What you have to do -
Single out the lines that include the word "from". Copy them.
>>>
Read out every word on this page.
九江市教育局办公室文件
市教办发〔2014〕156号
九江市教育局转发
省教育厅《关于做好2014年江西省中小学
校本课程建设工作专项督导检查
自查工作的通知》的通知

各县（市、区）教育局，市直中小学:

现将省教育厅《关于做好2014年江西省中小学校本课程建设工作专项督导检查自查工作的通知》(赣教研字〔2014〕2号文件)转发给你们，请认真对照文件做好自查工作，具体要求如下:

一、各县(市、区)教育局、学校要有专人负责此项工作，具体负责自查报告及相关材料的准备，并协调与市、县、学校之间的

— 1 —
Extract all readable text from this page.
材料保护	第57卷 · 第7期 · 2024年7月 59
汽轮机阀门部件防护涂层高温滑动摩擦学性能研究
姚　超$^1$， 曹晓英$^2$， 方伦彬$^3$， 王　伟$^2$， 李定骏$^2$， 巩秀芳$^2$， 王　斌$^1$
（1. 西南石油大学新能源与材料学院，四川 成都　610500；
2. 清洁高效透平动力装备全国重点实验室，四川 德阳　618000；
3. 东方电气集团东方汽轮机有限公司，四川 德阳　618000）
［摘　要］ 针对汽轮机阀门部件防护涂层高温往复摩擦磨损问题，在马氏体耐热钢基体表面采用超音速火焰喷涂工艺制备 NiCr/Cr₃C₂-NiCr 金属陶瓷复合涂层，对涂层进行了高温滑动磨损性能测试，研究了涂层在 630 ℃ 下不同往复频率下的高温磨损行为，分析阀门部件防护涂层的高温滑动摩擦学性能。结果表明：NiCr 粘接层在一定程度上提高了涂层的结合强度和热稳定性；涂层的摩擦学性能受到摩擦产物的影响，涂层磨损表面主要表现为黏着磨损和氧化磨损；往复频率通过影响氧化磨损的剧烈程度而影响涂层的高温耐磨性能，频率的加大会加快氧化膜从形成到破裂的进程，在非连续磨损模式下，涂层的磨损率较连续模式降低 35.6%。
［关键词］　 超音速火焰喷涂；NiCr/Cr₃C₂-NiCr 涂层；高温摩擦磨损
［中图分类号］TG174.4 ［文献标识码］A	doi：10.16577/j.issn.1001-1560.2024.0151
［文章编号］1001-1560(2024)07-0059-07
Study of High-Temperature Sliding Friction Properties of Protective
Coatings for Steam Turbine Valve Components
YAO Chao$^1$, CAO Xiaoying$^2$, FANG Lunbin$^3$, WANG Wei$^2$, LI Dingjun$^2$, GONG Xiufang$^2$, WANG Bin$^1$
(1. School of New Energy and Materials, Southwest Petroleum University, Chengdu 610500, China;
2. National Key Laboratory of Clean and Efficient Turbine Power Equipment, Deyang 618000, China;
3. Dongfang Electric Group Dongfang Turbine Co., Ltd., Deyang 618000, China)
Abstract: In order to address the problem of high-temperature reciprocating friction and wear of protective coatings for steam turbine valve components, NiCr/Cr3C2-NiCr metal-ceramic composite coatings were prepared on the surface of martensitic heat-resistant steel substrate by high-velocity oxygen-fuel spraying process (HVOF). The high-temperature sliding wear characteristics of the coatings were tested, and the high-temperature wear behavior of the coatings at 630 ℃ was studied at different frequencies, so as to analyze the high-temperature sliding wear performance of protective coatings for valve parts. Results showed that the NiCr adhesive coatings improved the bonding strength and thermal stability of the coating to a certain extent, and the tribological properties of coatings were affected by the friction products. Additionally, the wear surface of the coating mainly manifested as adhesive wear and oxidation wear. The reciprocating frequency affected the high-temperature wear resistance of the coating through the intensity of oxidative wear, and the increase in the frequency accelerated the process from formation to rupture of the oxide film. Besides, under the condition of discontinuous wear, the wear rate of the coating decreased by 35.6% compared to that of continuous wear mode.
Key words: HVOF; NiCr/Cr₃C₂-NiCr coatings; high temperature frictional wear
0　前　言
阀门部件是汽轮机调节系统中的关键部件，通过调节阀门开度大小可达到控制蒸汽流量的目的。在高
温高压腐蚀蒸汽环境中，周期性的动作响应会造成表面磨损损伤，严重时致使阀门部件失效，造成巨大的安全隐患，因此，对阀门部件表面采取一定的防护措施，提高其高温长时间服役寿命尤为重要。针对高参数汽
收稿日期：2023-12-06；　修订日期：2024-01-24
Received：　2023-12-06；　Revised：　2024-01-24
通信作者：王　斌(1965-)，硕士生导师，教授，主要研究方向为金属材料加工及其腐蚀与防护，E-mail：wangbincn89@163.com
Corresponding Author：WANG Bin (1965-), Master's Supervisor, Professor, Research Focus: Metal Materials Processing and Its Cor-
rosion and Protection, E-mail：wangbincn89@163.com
<<<
Result of the task -
Extract all readable text from this page.
Abstract: In order to address the problem of high-temperature reciprocating friction and wear of protective coatings for steam turbine valve components, NiCr/Cr3C2-NiCr metal-ceramic composite coatings were prepared on the surface of martensitic heat-resistant steel substrate by high-velocity oxygen-fuel spraying process (HVOF). The high-temperature sliding wear characteristics of the coatings were tested, and the high-temperature wear behavior of the coatings at 630 ℃ was studied at different frequencies, so as to analyze the high-temperature sliding wear performance of protective coatings for valve parts. Results showed that the NiCr adhesive coatings improved the bonding strength and thermal stability of the coating to a certain extent, and the tribological properties of coatings were affected by the friction products. Additionally, the wear surface of the coating mainly manifested as adhesive wear and oxidation wear. The reciprocating frequency affected the high-temperature wear resistance of the coating through the intensity of oxidative wear, and the increase in the frequency accelerated the process from formation to rupture of the oxide film. Besides, under the condition of discontinuous wear, the wear rate of the coating decreased by 35.6% compared to that of continuous wear mode.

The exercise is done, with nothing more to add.